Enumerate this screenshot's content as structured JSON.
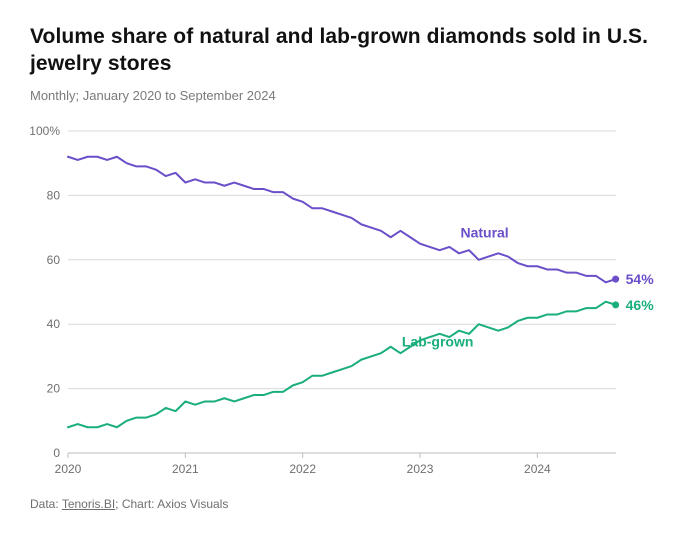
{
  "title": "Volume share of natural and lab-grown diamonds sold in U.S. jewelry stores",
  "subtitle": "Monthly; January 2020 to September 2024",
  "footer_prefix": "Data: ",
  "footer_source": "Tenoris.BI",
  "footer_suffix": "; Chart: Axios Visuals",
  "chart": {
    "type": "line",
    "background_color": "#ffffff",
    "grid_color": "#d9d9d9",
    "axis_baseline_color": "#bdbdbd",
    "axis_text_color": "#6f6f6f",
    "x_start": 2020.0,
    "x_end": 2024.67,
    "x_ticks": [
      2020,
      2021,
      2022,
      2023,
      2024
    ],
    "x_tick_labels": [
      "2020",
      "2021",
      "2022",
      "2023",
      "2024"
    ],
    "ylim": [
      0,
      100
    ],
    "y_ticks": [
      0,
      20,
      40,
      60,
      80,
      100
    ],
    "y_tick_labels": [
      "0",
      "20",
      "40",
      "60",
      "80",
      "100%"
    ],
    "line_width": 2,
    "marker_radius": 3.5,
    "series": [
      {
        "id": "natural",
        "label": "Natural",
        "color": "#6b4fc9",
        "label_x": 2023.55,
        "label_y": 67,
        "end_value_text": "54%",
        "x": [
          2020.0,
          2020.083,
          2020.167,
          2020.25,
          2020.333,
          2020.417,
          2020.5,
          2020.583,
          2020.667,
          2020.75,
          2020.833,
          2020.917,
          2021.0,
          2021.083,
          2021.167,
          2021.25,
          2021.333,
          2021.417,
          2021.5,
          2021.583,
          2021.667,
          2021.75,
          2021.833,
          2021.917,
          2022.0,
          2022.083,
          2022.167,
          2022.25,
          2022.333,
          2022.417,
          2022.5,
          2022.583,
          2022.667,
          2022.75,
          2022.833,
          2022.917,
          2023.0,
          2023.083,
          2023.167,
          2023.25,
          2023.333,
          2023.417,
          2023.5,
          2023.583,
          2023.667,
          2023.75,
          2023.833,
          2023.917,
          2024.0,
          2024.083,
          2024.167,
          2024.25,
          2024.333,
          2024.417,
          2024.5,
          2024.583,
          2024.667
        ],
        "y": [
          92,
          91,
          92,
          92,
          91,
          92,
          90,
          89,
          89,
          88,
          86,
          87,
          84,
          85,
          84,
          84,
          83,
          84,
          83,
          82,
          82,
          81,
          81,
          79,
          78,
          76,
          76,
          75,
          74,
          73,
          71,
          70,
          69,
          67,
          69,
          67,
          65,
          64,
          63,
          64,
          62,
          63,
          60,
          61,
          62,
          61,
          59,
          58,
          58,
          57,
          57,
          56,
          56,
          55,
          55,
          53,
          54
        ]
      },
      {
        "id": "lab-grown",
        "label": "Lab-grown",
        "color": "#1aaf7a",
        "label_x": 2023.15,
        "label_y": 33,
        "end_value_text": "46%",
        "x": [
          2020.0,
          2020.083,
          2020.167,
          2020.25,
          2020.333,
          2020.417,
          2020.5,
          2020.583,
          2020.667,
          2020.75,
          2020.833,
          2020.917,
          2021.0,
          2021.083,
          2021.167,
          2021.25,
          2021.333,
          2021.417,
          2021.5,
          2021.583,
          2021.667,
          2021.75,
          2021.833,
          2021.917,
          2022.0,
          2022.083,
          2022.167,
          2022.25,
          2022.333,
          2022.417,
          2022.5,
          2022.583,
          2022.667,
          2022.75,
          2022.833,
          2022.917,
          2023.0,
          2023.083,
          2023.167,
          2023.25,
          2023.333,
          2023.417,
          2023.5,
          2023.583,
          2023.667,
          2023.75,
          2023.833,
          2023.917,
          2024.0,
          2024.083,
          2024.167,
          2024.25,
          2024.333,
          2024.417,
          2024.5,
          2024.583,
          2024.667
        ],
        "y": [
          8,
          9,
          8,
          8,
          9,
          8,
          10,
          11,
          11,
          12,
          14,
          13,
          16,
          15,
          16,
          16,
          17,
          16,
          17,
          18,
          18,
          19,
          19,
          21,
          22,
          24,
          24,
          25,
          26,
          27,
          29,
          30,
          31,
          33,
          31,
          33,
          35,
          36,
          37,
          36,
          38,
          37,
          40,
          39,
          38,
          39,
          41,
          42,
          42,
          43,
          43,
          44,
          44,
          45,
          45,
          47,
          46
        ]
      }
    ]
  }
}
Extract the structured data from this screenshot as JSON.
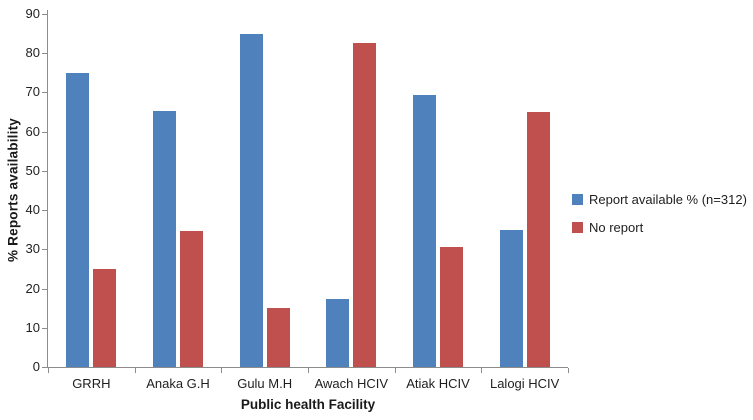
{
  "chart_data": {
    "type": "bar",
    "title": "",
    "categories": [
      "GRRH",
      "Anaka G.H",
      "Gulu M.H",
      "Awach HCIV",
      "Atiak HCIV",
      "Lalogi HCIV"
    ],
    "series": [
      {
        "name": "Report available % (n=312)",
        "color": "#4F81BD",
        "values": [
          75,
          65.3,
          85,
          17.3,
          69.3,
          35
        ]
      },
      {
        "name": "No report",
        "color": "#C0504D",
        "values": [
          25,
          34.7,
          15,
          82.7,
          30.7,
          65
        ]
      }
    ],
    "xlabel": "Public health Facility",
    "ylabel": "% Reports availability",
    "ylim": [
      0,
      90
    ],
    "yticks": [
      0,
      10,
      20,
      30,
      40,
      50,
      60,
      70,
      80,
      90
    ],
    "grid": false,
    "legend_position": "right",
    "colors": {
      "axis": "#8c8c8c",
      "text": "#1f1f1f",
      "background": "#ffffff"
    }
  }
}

Aim of the exercise: Using the material above, copy every line in which the string "structured" occurs.

Answer to this problem:
Enumerate this screenshot's content as structured JSON.
Extract the structured data from this screenshot as JSON.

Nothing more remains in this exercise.